Items from a figure collection

========================================

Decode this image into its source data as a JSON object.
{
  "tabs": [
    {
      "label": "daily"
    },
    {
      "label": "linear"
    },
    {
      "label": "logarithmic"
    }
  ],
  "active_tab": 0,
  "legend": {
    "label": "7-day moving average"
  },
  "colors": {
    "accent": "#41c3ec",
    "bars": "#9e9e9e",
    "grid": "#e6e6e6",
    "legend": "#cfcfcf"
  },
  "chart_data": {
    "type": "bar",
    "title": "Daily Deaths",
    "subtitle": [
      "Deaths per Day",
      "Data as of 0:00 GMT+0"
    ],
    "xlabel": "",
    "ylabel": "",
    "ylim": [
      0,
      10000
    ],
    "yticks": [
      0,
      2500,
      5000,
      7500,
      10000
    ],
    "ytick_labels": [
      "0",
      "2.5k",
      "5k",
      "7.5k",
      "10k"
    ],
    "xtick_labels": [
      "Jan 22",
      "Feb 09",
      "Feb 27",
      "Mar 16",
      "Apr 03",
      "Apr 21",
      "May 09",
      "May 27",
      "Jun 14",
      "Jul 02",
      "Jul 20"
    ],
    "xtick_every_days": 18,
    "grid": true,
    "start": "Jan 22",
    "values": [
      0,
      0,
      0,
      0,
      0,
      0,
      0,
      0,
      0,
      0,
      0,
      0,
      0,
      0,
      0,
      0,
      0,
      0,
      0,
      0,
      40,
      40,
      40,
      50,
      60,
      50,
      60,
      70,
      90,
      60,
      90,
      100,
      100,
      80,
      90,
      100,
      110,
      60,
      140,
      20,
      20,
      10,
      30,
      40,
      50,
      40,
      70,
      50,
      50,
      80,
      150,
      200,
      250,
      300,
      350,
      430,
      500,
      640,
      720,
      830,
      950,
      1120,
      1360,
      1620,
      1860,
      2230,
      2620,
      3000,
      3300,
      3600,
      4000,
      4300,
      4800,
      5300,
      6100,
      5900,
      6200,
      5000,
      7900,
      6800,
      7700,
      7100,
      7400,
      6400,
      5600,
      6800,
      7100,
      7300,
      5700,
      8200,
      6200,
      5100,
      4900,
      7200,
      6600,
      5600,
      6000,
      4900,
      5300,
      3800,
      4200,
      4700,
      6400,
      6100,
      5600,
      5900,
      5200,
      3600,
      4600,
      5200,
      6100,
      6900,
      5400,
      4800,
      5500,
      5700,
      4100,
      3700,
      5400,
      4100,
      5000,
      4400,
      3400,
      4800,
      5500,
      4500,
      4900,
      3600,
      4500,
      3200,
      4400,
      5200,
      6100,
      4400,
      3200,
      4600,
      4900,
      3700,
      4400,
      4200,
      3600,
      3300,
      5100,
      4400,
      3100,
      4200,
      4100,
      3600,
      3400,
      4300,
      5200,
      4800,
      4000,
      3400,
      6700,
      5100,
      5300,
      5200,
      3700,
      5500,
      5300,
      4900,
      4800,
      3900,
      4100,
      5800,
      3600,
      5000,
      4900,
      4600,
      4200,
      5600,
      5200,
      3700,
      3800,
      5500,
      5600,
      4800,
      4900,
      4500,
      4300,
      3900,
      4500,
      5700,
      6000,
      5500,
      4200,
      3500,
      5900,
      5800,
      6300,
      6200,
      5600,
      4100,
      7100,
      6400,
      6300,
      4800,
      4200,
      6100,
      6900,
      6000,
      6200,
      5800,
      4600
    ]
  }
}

========================================

• [What this task involves]
Would you restate each of the entries word for word?

• [Worked solution]
Decode this image into its source data as a JSON object.
{
  "tabs": [
    {
      "label": "daily"
    },
    {
      "label": "linear"
    },
    {
      "label": "logarithmic"
    }
  ],
  "active_tab": 0,
  "legend": {
    "label": "7-day moving average"
  },
  "colors": {
    "accent": "#41c3ec",
    "bars": "#9e9e9e",
    "grid": "#e6e6e6",
    "legend": "#cfcfcf"
  },
  "chart_data": {
    "type": "bar",
    "title": "Daily Deaths",
    "subtitle": [
      "Deaths per Day",
      "Data as of 0:00 GMT+0"
    ],
    "xlabel": "",
    "ylabel": "",
    "ylim": [
      0,
      10000
    ],
    "yticks": [
      0,
      2500,
      5000,
      7500,
      10000
    ],
    "ytick_labels": [
      "0",
      "2.5k",
      "5k",
      "7.5k",
      "10k"
    ],
    "xtick_labels": [
      "Jan 22",
      "Feb 09",
      "Feb 27",
      "Mar 16",
      "Apr 03",
      "Apr 21",
      "May 09",
      "May 27",
      "Jun 14",
      "Jul 02",
      "Jul 20"
    ],
    "xtick_every_days": 18,
    "grid": true,
    "start": "Jan 22",
    "values": [
      0,
      0,
      0,
      0,
      0,
      0,
      0,
      0,
      0,
      0,
      0,
      0,
      0,
      0,
      0,
      0,
      0,
      0,
      0,
      0,
      40,
      40,
      40,
      50,
      60,
      50,
      60,
      70,
      90,
      60,
      90,
      100,
      100,
      80,
      90,
      100,
      110,
      60,
      140,
      20,
      20,
      10,
      30,
      40,
      50,
      40,
      70,
      50,
      50,
      80,
      150,
      200,
      250,
      300,
      350,
      430,
      500,
      640,
      720,
      830,
      950,
      1120,
      1360,
      1620,
      1860,
      2230,
      2620,
      3000,
      3300,
      3600,
      4000,
      4300,
      4800,
      5300,
      6100,
      5900,
      6200,
      5000,
      7900,
      6800,
      7700,
      7100,
      7400,
      6400,
      5600,
      6800,
      7100,
      7300,
      5700,
      8200,
      6200,
      5100,
      4900,
      7200,
      6600,
      5600,
      6000,
      4900,
      5300,
      3800,
      4200,
      4700,
      6400,
      6100,
      5600,
      5900,
      5200,
      3600,
      4600,
      5200,
      6100,
      6900,
      5400,
      4800,
      5500,
      5700,
      4100,
      3700,
      5400,
      4100,
      5000,
      4400,
      3400,
      4800,
      5500,
      4500,
      4900,
      3600,
      4500,
      3200,
      4400,
      5200,
      6100,
      4400,
      3200,
      4600,
      4900,
      3700,
      4400,
      4200,
      3600,
      3300,
      5100,
      4400,
      3100,
      4200,
      4100,
      3600,
      3400,
      4300,
      5200,
      4800,
      4000,
      3400,
      6700,
      5100,
      5300,
      5200,
      3700,
      5500,
      5300,
      4900,
      4800,
      3900,
      4100,
      5800,
      3600,
      5000,
      4900,
      4600,
      4200,
      5600,
      5200,
      3700,
      3800,
      5500,
      5600,
      4800,
      4900,
      4500,
      4300,
      3900,
      4500,
      5700,
      6000,
      5500,
      4200,
      3500,
      5900,
      5800,
      6300,
      6200,
      5600,
      4100,
      7100,
      6400,
      6300,
      4800,
      4200,
      6100,
      6900,
      6000,
      6200,
      5800,
      4600
    ]
  }
}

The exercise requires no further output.